WHAT THE TASK REQUIRES.
Exactly reproduce each entry, leaving out nothing.

>> START DATASET EXTRACT

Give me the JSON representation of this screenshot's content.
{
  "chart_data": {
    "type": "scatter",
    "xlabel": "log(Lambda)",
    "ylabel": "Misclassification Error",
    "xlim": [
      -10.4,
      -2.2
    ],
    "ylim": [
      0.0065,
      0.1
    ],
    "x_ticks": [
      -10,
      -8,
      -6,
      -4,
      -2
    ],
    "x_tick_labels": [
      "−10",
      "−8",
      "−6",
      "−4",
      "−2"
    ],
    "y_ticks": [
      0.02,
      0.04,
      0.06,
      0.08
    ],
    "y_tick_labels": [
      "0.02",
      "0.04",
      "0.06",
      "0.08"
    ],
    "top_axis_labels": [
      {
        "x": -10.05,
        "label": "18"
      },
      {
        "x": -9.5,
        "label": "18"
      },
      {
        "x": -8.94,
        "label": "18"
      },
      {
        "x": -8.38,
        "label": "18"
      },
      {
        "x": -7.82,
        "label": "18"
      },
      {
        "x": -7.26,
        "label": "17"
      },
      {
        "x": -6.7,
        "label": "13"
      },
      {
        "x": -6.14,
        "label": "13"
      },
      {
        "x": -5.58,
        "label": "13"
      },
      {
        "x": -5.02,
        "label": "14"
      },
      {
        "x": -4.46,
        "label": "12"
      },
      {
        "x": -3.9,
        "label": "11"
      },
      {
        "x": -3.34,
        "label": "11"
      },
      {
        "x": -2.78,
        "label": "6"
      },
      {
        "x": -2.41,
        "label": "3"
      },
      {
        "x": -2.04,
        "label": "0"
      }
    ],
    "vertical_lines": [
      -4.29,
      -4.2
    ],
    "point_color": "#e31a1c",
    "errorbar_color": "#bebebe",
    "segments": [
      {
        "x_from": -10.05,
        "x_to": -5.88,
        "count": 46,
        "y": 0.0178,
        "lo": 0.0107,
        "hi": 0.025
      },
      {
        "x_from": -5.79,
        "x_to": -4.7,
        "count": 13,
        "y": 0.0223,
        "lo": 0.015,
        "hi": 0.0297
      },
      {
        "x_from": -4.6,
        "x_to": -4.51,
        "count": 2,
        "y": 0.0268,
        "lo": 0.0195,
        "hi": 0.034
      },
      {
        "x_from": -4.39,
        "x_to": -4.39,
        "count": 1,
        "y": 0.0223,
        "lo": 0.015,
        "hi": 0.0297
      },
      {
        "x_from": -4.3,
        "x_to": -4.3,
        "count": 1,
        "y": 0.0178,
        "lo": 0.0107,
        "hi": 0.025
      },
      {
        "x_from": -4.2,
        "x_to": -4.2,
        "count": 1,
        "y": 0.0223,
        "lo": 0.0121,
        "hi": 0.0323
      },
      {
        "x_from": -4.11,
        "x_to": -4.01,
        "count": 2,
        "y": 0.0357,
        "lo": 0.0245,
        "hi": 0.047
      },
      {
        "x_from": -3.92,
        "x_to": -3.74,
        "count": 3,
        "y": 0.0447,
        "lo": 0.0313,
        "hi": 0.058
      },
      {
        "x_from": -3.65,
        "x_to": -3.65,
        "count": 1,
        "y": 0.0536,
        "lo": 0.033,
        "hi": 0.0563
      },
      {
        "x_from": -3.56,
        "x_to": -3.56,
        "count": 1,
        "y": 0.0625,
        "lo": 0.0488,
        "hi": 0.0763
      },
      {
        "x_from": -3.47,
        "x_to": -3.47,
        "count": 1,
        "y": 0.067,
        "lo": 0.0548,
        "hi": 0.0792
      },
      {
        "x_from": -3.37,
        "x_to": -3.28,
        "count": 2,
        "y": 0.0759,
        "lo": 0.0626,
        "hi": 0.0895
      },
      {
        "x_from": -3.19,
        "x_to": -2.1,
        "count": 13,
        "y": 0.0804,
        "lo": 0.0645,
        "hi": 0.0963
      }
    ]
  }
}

>> END DATASET EXTRACT

RESULT OF THE EXERCISE.
Give me the JSON representation of this screenshot's content.
{
  "chart_data": {
    "type": "scatter",
    "xlabel": "log(Lambda)",
    "ylabel": "Misclassification Error",
    "xlim": [
      -10.4,
      -2.2
    ],
    "ylim": [
      0.0065,
      0.1
    ],
    "x_ticks": [
      -10,
      -8,
      -6,
      -4,
      -2
    ],
    "x_tick_labels": [
      "−10",
      "−8",
      "−6",
      "−4",
      "−2"
    ],
    "y_ticks": [
      0.02,
      0.04,
      0.06,
      0.08
    ],
    "y_tick_labels": [
      "0.02",
      "0.04",
      "0.06",
      "0.08"
    ],
    "top_axis_labels": [
      {
        "x": -10.05,
        "label": "18"
      },
      {
        "x": -9.5,
        "label": "18"
      },
      {
        "x": -8.94,
        "label": "18"
      },
      {
        "x": -8.38,
        "label": "18"
      },
      {
        "x": -7.82,
        "label": "18"
      },
      {
        "x": -7.26,
        "label": "17"
      },
      {
        "x": -6.7,
        "label": "13"
      },
      {
        "x": -6.14,
        "label": "13"
      },
      {
        "x": -5.58,
        "label": "13"
      },
      {
        "x": -5.02,
        "label": "14"
      },
      {
        "x": -4.46,
        "label": "12"
      },
      {
        "x": -3.9,
        "label": "11"
      },
      {
        "x": -3.34,
        "label": "11"
      },
      {
        "x": -2.78,
        "label": "6"
      },
      {
        "x": -2.41,
        "label": "3"
      },
      {
        "x": -2.04,
        "label": "0"
      }
    ],
    "vertical_lines": [
      -4.29,
      -4.2
    ],
    "point_color": "#e31a1c",
    "errorbar_color": "#bebebe",
    "segments": [
      {
        "x_from": -10.05,
        "x_to": -5.88,
        "count": 46,
        "y": 0.0178,
        "lo": 0.0107,
        "hi": 0.025
      },
      {
        "x_from": -5.79,
        "x_to": -4.7,
        "count": 13,
        "y": 0.0223,
        "lo": 0.015,
        "hi": 0.0297
      },
      {
        "x_from": -4.6,
        "x_to": -4.51,
        "count": 2,
        "y": 0.0268,
        "lo": 0.0195,
        "hi": 0.034
      },
      {
        "x_from": -4.39,
        "x_to": -4.39,
        "count": 1,
        "y": 0.0223,
        "lo": 0.015,
        "hi": 0.0297
      },
      {
        "x_from": -4.3,
        "x_to": -4.3,
        "count": 1,
        "y": 0.0178,
        "lo": 0.0107,
        "hi": 0.025
      },
      {
        "x_from": -4.2,
        "x_to": -4.2,
        "count": 1,
        "y": 0.0223,
        "lo": 0.0121,
        "hi": 0.0323
      },
      {
        "x_from": -4.11,
        "x_to": -4.01,
        "count": 2,
        "y": 0.0357,
        "lo": 0.0245,
        "hi": 0.047
      },
      {
        "x_from": -3.92,
        "x_to": -3.74,
        "count": 3,
        "y": 0.0447,
        "lo": 0.0313,
        "hi": 0.058
      },
      {
        "x_from": -3.65,
        "x_to": -3.65,
        "count": 1,
        "y": 0.0536,
        "lo": 0.033,
        "hi": 0.0563
      },
      {
        "x_from": -3.56,
        "x_to": -3.56,
        "count": 1,
        "y": 0.0625,
        "lo": 0.0488,
        "hi": 0.0763
      },
      {
        "x_from": -3.47,
        "x_to": -3.47,
        "count": 1,
        "y": 0.067,
        "lo": 0.0548,
        "hi": 0.0792
      },
      {
        "x_from": -3.37,
        "x_to": -3.28,
        "count": 2,
        "y": 0.0759,
        "lo": 0.0626,
        "hi": 0.0895
      },
      {
        "x_from": -3.19,
        "x_to": -2.1,
        "count": 13,
        "y": 0.0804,
        "lo": 0.0645,
        "hi": 0.0963
      }
    ]
  }
}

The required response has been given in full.